EXERCISE BRIEF - Locate each line in the records containing the string "labels" and copy those lines.

EXERCISE INPUTS -

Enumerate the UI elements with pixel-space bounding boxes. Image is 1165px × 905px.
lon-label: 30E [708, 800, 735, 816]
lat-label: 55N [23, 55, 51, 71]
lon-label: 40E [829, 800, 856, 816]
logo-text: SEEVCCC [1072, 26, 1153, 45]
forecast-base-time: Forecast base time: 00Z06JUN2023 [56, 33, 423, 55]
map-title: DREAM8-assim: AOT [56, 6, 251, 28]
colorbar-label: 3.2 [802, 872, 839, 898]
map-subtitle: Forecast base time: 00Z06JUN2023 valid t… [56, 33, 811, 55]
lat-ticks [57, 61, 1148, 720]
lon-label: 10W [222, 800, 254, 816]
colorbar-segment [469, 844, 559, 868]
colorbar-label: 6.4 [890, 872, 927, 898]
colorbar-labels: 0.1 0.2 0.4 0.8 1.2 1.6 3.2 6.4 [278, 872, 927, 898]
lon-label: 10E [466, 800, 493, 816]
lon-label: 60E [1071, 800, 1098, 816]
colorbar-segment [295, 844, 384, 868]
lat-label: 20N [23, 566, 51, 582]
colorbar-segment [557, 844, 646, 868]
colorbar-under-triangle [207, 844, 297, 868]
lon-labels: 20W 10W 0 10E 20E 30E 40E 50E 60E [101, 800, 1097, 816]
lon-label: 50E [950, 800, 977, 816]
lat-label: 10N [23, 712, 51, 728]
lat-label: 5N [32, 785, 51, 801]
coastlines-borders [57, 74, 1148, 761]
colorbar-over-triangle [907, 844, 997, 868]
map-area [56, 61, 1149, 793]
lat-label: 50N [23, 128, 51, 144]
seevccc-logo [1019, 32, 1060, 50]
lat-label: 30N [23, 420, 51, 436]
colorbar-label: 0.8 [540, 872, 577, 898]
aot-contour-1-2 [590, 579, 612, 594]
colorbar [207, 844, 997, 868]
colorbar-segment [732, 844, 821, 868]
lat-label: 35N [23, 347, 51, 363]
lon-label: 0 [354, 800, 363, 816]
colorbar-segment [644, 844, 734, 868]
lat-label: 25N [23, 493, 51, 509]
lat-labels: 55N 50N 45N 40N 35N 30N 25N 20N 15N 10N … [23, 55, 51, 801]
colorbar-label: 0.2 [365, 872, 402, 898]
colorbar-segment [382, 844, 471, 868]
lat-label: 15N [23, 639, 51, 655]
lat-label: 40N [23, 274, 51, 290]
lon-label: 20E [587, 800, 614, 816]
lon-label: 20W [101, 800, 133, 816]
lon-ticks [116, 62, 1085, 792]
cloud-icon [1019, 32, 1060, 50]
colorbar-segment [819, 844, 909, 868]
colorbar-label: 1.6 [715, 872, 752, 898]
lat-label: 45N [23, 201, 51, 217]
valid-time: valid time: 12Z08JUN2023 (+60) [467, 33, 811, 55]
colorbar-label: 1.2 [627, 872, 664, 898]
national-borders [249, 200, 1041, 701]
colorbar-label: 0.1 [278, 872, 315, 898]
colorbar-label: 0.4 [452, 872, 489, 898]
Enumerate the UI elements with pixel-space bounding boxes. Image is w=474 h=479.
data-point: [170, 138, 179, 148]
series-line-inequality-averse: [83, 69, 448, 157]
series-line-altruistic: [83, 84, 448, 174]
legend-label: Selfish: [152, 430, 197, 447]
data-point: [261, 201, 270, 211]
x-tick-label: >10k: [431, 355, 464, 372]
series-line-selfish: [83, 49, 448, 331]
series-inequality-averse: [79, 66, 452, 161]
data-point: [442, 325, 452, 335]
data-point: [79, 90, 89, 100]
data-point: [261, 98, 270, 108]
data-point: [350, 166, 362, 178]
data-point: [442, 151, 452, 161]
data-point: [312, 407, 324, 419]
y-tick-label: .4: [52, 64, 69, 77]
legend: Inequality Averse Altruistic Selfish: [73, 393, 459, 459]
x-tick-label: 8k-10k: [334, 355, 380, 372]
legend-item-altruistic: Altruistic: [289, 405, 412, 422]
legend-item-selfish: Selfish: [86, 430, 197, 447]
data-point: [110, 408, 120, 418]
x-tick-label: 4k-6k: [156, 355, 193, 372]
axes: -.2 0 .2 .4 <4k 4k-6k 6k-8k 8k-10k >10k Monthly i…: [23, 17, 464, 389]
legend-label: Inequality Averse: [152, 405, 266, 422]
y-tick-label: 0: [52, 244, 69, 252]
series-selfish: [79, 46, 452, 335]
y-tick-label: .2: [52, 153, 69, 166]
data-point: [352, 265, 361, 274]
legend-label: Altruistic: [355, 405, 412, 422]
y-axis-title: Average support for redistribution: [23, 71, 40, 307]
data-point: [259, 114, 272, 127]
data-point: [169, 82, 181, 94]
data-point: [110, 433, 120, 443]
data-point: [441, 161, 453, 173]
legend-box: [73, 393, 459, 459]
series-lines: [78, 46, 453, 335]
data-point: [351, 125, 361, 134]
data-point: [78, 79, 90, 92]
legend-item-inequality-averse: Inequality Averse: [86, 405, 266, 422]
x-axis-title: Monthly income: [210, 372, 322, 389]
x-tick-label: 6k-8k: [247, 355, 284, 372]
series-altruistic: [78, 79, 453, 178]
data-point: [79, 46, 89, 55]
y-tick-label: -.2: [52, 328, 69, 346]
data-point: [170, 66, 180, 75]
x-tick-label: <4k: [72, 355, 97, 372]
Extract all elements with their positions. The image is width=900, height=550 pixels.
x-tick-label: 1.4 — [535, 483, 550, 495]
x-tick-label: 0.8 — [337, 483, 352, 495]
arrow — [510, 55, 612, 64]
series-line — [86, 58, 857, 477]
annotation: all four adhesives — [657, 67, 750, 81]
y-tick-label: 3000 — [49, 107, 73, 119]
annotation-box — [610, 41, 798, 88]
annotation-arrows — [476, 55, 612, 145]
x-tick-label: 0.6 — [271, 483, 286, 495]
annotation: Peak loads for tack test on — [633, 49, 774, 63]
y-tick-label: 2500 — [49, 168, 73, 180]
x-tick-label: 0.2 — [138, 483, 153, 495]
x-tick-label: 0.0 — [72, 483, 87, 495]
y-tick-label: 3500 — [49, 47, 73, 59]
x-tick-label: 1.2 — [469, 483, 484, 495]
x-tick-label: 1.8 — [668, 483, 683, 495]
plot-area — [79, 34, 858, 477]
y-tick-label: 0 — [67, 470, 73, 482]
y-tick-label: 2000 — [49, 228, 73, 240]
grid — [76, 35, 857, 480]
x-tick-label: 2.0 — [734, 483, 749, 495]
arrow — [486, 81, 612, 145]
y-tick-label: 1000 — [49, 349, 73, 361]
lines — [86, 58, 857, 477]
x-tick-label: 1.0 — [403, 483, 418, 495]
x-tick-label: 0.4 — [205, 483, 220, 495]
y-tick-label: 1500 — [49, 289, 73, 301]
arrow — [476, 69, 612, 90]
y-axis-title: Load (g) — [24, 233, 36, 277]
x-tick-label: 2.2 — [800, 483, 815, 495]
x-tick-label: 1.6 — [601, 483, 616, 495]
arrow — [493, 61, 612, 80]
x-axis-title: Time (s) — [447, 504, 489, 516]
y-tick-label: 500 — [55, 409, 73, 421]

OUTPUT BELOW -
colorbar-labels: 0.1 0.2 0.4 0.8 1.2 1.6 3.2 6.4 [278, 872, 927, 898]
lon-labels: 20W 10W 0 10E 20E 30E 40E 50E 60E [101, 800, 1097, 816]
lat-labels: 55N 50N 45N 40N 35N 30N 25N 20N 15N 10N … [23, 55, 51, 801]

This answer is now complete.